Retype all the entries word for word, but omit the pictures.
# start of RECORDS FOR THE TASK
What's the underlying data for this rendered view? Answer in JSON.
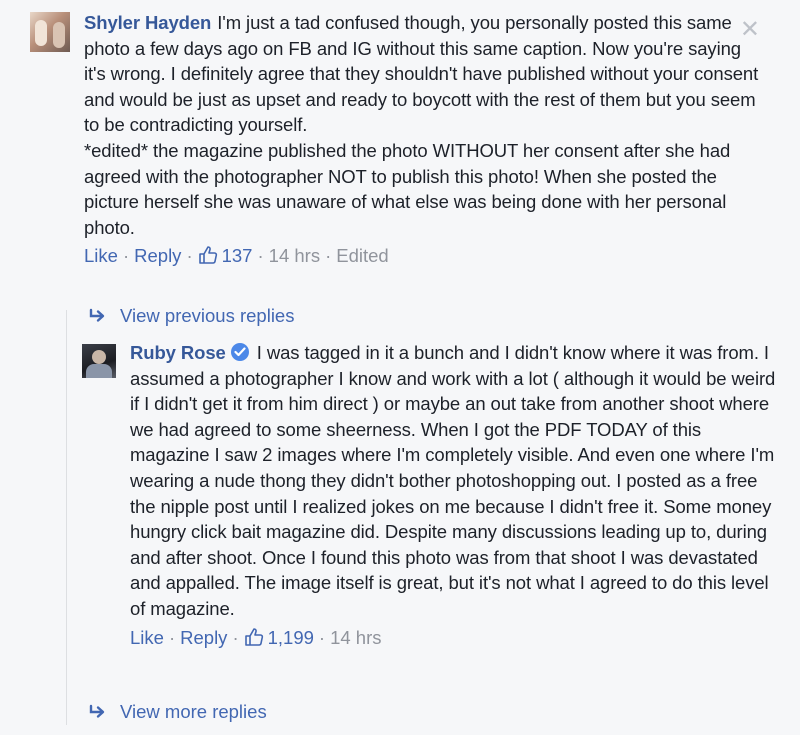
{
  "comment": {
    "author": "Shyler Hayden",
    "text_p1": "I'm just a tad confused though, you personally posted this same photo a few days ago on FB and IG without this same caption. Now you're saying it's wrong. I definitely agree that they shouldn't have published without your consent and would be just as upset and ready to boycott with the rest of them but you seem to be contradicting yourself.",
    "text_p2": "*edited* the magazine published the photo WITHOUT her consent after she had agreed with the photographer NOT to publish this photo! When she posted the picture herself she was unaware of what else was being done with her personal photo.",
    "like_label": "Like",
    "reply_label": "Reply",
    "like_count": "137",
    "time": "14 hrs",
    "edited": "Edited",
    "close_icon": "close-icon"
  },
  "view_previous": "View previous replies",
  "reply": {
    "author": "Ruby Rose",
    "verified_icon": "verified-badge-icon",
    "text": "I was tagged in it a bunch and I didn't know where it was from. I assumed a photographer I know and work with a lot ( although it would be weird if I didn't get it from him direct ) or maybe an out take from another shoot where we had agreed to some sheerness. When I got the PDF TODAY of this magazine I saw 2 images where I'm completely visible. And even one where I'm wearing a nude thong they didn't bother photoshopping out. I posted as a free the nipple post until I realized jokes on me because I didn't free it. Some money hungry click bait magazine did. Despite many discussions leading up to, during and after shoot. Once I found this photo was from that shoot I was devastated and appalled. The image itself is great, but it's not what I agreed to do this level of magazine.",
    "like_label": "Like",
    "reply_label": "Reply",
    "like_count": "1,199",
    "time": "14 hrs"
  },
  "view_more": "View more replies",
  "colors": {
    "link": "#4267b2",
    "author": "#365899",
    "meta": "#90949c",
    "background": "#f6f7f9"
  }
}
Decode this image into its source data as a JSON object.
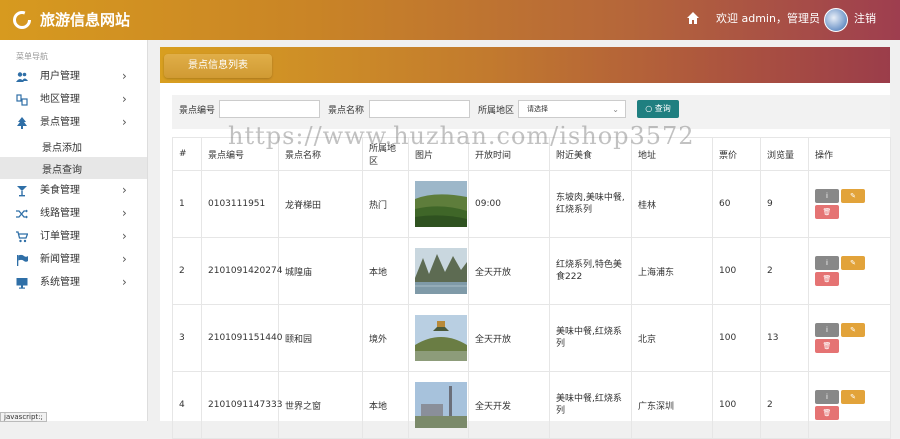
{
  "header": {
    "brand": "旅游信息网站",
    "welcome": "欢迎 admin，管理员",
    "logout": "注销"
  },
  "sidebar": {
    "caption": "菜单导航",
    "items": [
      {
        "label": "用户管理",
        "icon": "users-icon"
      },
      {
        "label": "地区管理",
        "icon": "region-icon"
      },
      {
        "label": "景点管理",
        "icon": "tree-icon"
      },
      {
        "label": "美食管理",
        "icon": "cocktail-icon"
      },
      {
        "label": "线路管理",
        "icon": "shuffle-icon"
      },
      {
        "label": "订单管理",
        "icon": "cart-icon"
      },
      {
        "label": "新闻管理",
        "icon": "flag-icon"
      },
      {
        "label": "系统管理",
        "icon": "monitor-icon"
      }
    ],
    "subitems": [
      {
        "label": "景点添加"
      },
      {
        "label": "景点查询"
      }
    ]
  },
  "status": "javascript:;",
  "panel": {
    "title": "景点信息列表"
  },
  "search": {
    "code_label": "景点编号",
    "name_label": "景点名称",
    "region_label": "所属地区",
    "region_selected": "请选择",
    "query_button": "查询"
  },
  "table": {
    "headers": [
      "#",
      "景点编号",
      "景点名称",
      "所属地区",
      "图片",
      "开放时间",
      "附近美食",
      "地址",
      "票价",
      "浏览量",
      "操作"
    ],
    "rows": [
      {
        "idx": "1",
        "code": "0103111951",
        "name": "龙脊梯田",
        "region": "热门",
        "open": "09:00",
        "food": "东坡肉,美味中餐,红烧系列",
        "addr": "桂林",
        "price": "60",
        "views": "9"
      },
      {
        "idx": "2",
        "code": "2101091420274",
        "name": "城隍庙",
        "region": "本地",
        "open": "全天开放",
        "food": "红烧系列,特色美食222",
        "addr": "上海浦东",
        "price": "100",
        "views": "2"
      },
      {
        "idx": "3",
        "code": "2101091151440",
        "name": "颐和园",
        "region": "境外",
        "open": "全天开放",
        "food": "美味中餐,红烧系列",
        "addr": "北京",
        "price": "100",
        "views": "13"
      },
      {
        "idx": "4",
        "code": "2101091147333",
        "name": "世界之窗",
        "region": "本地",
        "open": "全天开发",
        "food": "美味中餐,红烧系列",
        "addr": "广东深圳",
        "price": "100",
        "views": "2"
      }
    ]
  },
  "watermark": "https://www.huzhan.com/ishop3572",
  "colors": {
    "header_start": "#d79a1f",
    "header_end": "#9e3e4f",
    "query_button": "#1f7f80",
    "edit_button": "#e2a33a",
    "delete_button": "#e57373",
    "info_button": "#888888",
    "icon_blue": "#2f6fa7"
  }
}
# end of RECORDS FOR THE TASK
= THE REPLY =
What's the underlying data for this rendered view? Answer in JSON.
{
  "comment": {
    "author": "Shyler Hayden",
    "text_p1": "I'm just a tad confused though, you personally posted this same photo a few days ago on FB and IG without this same caption. Now you're saying it's wrong. I definitely agree that they shouldn't have published without your consent and would be just as upset and ready to boycott with the rest of them but you seem to be contradicting yourself.",
    "text_p2": "*edited* the magazine published the photo WITHOUT her consent after she had agreed with the photographer NOT to publish this photo! When she posted the picture herself she was unaware of what else was being done with her personal photo.",
    "like_label": "Like",
    "reply_label": "Reply",
    "like_count": "137",
    "time": "14 hrs",
    "edited": "Edited",
    "close_icon": "close-icon"
  },
  "view_previous": "View previous replies",
  "reply": {
    "author": "Ruby Rose",
    "verified_icon": "verified-badge-icon",
    "text": "I was tagged in it a bunch and I didn't know where it was from. I assumed a photographer I know and work with a lot ( although it would be weird if I didn't get it from him direct ) or maybe an out take from another shoot where we had agreed to some sheerness. When I got the PDF TODAY of this magazine I saw 2 images where I'm completely visible. And even one where I'm wearing a nude thong they didn't bother photoshopping out. I posted as a free the nipple post until I realized jokes on me because I didn't free it. Some money hungry click bait magazine did. Despite many discussions leading up to, during and after shoot. Once I found this photo was from that shoot I was devastated and appalled. The image itself is great, but it's not what I agreed to do this level of magazine.",
    "like_label": "Like",
    "reply_label": "Reply",
    "like_count": "1,199",
    "time": "14 hrs"
  },
  "view_more": "View more replies",
  "colors": {
    "link": "#4267b2",
    "author": "#365899",
    "meta": "#90949c",
    "background": "#f6f7f9"
  }
}
Decode this image into its source data as a JSON object.
{
  "header": {
    "brand": "旅游信息网站",
    "welcome": "欢迎 admin，管理员",
    "logout": "注销"
  },
  "sidebar": {
    "caption": "菜单导航",
    "items": [
      {
        "label": "用户管理",
        "icon": "users-icon"
      },
      {
        "label": "地区管理",
        "icon": "region-icon"
      },
      {
        "label": "景点管理",
        "icon": "tree-icon"
      },
      {
        "label": "美食管理",
        "icon": "cocktail-icon"
      },
      {
        "label": "线路管理",
        "icon": "shuffle-icon"
      },
      {
        "label": "订单管理",
        "icon": "cart-icon"
      },
      {
        "label": "新闻管理",
        "icon": "flag-icon"
      },
      {
        "label": "系统管理",
        "icon": "monitor-icon"
      }
    ],
    "subitems": [
      {
        "label": "景点添加"
      },
      {
        "label": "景点查询"
      }
    ]
  },
  "status": "javascript:;",
  "panel": {
    "title": "景点信息列表"
  },
  "search": {
    "code_label": "景点编号",
    "name_label": "景点名称",
    "region_label": "所属地区",
    "region_selected": "请选择",
    "query_button": "查询"
  },
  "table": {
    "headers": [
      "#",
      "景点编号",
      "景点名称",
      "所属地区",
      "图片",
      "开放时间",
      "附近美食",
      "地址",
      "票价",
      "浏览量",
      "操作"
    ],
    "rows": [
      {
        "idx": "1",
        "code": "0103111951",
        "name": "龙脊梯田",
        "region": "热门",
        "open": "09:00",
        "food": "东坡肉,美味中餐,红烧系列",
        "addr": "桂林",
        "price": "60",
        "views": "9"
      },
      {
        "idx": "2",
        "code": "2101091420274",
        "name": "城隍庙",
        "region": "本地",
        "open": "全天开放",
        "food": "红烧系列,特色美食222",
        "addr": "上海浦东",
        "price": "100",
        "views": "2"
      },
      {
        "idx": "3",
        "code": "2101091151440",
        "name": "颐和园",
        "region": "境外",
        "open": "全天开放",
        "food": "美味中餐,红烧系列",
        "addr": "北京",
        "price": "100",
        "views": "13"
      },
      {
        "idx": "4",
        "code": "2101091147333",
        "name": "世界之窗",
        "region": "本地",
        "open": "全天开发",
        "food": "美味中餐,红烧系列",
        "addr": "广东深圳",
        "price": "100",
        "views": "2"
      }
    ]
  },
  "watermark": "https://www.huzhan.com/ishop3572",
  "colors": {
    "header_start": "#d79a1f",
    "header_end": "#9e3e4f",
    "query_button": "#1f7f80",
    "edit_button": "#e2a33a",
    "delete_button": "#e57373",
    "info_button": "#888888",
    "icon_blue": "#2f6fa7"
  }
}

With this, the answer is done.